_WHAT IS REQUIRED_:
Give only the number of lines where "Senior" occurs.

_DATA ROWS_:

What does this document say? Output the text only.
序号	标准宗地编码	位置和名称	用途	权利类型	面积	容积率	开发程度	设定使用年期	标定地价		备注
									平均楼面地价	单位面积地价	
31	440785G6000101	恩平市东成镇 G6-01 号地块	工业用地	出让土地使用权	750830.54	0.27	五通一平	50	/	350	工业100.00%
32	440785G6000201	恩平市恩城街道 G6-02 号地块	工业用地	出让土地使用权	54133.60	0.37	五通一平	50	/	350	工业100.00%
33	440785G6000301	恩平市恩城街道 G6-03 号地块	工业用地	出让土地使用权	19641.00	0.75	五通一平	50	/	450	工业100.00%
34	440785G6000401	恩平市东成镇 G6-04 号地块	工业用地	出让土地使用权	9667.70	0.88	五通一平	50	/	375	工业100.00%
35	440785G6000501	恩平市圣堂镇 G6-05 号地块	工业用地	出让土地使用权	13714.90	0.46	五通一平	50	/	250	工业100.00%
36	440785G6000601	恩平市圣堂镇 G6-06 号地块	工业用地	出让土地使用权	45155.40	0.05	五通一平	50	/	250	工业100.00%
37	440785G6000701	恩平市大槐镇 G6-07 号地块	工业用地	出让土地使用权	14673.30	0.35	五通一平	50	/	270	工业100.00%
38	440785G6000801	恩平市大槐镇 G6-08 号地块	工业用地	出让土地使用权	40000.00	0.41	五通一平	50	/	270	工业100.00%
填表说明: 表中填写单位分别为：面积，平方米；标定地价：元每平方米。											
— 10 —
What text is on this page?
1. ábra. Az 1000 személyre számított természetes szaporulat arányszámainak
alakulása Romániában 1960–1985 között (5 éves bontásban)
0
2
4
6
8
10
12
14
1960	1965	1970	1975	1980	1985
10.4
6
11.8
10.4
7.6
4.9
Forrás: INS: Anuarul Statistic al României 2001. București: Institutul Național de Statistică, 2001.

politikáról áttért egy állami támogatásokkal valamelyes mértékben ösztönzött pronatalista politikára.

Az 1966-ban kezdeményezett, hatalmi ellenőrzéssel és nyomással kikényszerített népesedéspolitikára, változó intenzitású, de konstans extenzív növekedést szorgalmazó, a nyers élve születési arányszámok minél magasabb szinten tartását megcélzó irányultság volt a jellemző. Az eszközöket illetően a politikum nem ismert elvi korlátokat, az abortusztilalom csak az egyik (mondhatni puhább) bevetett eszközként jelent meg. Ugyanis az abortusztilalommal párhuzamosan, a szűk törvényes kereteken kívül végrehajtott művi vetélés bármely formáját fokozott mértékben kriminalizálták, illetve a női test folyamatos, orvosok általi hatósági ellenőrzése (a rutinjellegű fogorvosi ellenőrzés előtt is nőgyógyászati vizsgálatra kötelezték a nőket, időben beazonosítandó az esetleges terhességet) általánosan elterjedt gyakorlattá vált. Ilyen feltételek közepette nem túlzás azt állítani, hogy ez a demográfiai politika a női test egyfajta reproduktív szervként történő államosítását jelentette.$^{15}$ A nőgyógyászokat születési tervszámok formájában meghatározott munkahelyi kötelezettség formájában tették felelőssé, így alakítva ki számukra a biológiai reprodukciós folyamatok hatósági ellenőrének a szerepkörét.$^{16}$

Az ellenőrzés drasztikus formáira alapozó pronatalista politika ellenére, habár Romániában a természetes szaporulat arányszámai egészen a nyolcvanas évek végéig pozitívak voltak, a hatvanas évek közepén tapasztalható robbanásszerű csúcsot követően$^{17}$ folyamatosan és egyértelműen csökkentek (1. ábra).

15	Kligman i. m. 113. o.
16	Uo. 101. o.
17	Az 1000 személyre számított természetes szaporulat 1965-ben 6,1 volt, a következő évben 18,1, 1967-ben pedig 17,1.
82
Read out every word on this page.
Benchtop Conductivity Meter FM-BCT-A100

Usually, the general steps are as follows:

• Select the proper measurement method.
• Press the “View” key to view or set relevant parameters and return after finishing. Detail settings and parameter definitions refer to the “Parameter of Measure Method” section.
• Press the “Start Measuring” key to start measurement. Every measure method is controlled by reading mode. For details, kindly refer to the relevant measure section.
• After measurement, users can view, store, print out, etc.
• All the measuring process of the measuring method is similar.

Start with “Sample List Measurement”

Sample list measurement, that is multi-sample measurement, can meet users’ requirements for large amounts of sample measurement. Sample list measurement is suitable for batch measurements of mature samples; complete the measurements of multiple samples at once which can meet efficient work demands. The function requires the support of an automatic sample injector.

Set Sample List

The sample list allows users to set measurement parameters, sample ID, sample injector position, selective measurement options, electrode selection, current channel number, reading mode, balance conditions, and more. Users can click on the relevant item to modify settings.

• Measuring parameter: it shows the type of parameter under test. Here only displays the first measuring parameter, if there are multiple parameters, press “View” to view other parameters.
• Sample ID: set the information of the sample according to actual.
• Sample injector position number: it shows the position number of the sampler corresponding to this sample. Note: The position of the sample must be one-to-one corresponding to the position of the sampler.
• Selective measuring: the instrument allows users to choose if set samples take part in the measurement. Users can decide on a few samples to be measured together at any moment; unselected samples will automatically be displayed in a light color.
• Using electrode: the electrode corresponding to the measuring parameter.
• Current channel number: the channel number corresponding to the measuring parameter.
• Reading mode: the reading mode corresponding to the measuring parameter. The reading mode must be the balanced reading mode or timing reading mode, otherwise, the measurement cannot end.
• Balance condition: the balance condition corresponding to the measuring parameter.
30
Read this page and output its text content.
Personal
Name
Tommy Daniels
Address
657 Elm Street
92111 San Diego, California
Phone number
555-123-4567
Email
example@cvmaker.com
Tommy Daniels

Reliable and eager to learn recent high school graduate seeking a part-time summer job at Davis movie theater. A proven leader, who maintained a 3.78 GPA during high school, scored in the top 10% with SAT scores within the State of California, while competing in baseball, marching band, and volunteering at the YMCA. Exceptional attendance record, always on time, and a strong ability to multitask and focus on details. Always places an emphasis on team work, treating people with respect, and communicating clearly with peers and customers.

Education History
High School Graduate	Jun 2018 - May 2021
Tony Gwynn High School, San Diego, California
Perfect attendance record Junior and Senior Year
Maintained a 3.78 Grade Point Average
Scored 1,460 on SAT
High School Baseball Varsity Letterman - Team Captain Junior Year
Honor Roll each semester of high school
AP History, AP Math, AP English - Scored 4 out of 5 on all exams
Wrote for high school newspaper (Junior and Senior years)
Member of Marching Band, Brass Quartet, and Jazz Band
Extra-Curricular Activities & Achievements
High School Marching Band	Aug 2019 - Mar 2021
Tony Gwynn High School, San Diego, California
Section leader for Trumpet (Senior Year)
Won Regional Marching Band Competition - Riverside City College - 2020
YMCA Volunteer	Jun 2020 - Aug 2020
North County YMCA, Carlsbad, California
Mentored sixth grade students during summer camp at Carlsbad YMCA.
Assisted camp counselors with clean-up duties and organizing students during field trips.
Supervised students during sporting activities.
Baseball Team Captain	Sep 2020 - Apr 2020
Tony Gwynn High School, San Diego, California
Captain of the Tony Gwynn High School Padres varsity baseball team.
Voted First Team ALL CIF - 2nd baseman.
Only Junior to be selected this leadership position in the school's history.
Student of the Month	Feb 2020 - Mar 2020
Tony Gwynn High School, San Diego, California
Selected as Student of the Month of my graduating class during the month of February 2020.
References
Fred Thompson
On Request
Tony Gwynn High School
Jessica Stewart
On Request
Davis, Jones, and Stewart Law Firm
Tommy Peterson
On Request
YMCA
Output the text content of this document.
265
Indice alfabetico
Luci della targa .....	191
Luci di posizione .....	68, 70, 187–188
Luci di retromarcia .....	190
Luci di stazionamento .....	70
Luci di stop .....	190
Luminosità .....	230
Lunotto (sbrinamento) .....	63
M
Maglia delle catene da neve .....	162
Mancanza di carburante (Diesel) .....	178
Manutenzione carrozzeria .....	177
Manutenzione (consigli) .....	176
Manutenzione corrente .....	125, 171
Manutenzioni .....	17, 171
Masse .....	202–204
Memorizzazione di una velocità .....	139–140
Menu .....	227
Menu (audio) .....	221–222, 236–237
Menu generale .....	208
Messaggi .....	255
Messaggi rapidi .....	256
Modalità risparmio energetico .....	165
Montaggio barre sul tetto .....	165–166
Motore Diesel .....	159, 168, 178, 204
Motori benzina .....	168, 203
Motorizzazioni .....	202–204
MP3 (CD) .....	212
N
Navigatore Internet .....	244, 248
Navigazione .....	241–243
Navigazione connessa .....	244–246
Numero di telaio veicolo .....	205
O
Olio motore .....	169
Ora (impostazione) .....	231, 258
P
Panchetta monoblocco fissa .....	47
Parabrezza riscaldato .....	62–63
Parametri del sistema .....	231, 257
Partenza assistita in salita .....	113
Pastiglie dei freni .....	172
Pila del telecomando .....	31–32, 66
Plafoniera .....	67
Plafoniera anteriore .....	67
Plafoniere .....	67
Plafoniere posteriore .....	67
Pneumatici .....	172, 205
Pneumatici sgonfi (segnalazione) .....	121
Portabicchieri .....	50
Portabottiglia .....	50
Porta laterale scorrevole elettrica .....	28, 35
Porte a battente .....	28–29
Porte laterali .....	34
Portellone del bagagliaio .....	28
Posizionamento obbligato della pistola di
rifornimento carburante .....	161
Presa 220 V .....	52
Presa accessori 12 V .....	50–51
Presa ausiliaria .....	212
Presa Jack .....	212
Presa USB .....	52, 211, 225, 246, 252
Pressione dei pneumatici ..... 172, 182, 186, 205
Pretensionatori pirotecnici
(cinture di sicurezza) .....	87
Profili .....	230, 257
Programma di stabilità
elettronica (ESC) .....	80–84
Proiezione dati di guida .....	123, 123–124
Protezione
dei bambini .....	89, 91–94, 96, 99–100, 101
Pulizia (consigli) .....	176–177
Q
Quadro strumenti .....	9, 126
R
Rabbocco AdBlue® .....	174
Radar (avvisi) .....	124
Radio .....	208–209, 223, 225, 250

_EXERCISE OUTPUT_:
3